From the records below, copy every line that contains the word "this".

▶ **Information given**:
>>>>>
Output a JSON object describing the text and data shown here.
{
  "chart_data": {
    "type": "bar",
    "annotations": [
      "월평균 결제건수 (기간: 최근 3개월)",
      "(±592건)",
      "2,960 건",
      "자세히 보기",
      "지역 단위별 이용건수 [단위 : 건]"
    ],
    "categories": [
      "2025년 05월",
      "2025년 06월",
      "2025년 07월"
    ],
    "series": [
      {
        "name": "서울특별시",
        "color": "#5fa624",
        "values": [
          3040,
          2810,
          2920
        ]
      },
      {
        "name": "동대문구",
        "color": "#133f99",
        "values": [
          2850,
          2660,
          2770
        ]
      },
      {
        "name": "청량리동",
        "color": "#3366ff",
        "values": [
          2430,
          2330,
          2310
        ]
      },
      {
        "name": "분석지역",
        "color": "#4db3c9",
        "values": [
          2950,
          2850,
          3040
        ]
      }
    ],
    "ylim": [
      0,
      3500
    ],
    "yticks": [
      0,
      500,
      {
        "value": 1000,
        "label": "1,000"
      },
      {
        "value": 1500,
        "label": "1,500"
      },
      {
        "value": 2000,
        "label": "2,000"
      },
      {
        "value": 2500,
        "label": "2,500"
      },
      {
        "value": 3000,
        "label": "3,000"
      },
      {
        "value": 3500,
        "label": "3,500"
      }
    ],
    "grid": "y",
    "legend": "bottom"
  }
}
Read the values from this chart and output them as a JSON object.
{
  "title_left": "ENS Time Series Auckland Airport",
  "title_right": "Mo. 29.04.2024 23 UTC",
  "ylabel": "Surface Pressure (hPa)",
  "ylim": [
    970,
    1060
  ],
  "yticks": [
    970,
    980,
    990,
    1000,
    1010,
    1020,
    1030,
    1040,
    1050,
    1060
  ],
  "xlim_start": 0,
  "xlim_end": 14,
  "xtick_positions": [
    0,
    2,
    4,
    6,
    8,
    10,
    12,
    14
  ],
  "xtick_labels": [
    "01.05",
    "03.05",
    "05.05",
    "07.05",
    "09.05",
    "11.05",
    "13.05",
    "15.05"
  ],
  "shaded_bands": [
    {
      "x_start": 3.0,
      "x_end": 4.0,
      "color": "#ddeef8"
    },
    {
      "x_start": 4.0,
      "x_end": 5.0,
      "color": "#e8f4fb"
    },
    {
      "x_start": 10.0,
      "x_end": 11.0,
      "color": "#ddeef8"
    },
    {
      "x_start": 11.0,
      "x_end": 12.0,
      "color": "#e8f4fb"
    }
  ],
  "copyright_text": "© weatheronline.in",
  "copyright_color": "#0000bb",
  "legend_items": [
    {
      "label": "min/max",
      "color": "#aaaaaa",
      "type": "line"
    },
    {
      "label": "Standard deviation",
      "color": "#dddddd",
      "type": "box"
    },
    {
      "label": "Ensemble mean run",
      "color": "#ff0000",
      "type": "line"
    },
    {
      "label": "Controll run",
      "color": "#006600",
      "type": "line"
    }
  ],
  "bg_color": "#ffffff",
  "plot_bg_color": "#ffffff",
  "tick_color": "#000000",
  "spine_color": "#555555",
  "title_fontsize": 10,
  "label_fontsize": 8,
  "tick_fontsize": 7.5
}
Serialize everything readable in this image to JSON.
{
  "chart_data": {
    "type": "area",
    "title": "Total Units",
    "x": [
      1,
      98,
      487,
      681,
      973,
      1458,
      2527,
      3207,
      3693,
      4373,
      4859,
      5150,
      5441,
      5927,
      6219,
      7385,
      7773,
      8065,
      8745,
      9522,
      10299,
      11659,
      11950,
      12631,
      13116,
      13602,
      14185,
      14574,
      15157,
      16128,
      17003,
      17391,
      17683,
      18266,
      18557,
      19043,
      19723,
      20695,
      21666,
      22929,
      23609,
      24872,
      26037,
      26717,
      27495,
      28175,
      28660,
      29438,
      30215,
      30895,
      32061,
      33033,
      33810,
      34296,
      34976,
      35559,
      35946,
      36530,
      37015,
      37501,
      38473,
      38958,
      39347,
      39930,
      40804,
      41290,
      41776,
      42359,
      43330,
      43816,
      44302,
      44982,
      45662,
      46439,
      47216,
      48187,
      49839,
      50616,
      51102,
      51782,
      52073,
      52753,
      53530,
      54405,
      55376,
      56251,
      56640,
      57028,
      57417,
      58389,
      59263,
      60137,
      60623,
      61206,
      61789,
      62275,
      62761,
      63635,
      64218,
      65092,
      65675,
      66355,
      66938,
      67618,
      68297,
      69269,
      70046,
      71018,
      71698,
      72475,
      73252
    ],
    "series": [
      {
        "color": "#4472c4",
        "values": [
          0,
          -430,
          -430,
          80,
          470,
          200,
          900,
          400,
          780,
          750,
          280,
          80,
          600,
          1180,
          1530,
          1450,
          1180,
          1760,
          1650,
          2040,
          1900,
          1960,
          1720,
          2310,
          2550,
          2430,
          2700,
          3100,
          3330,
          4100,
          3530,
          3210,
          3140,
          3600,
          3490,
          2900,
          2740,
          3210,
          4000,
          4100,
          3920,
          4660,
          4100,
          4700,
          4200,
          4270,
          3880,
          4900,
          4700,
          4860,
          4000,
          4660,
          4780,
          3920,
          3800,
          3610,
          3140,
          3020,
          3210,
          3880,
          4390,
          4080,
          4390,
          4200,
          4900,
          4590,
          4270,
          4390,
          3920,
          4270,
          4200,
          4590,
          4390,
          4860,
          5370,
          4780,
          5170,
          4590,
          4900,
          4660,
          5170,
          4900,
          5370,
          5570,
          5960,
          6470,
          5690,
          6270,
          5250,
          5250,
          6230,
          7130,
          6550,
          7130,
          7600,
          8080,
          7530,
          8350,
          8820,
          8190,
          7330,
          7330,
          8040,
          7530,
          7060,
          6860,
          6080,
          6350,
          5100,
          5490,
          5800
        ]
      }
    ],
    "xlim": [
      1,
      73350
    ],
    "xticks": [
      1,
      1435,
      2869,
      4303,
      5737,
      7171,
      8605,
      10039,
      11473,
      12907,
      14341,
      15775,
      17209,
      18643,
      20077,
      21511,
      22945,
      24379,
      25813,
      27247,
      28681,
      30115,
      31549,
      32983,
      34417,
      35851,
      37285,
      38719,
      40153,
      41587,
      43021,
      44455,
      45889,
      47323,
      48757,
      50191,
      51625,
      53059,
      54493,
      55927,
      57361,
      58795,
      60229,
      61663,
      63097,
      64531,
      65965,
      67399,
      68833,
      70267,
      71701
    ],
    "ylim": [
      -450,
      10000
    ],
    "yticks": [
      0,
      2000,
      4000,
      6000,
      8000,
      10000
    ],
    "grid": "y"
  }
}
<<<<<
▶ **Task response**:
Read the values from this chart and output them as a JSON object.
Serialize everything readable in this image to JSON.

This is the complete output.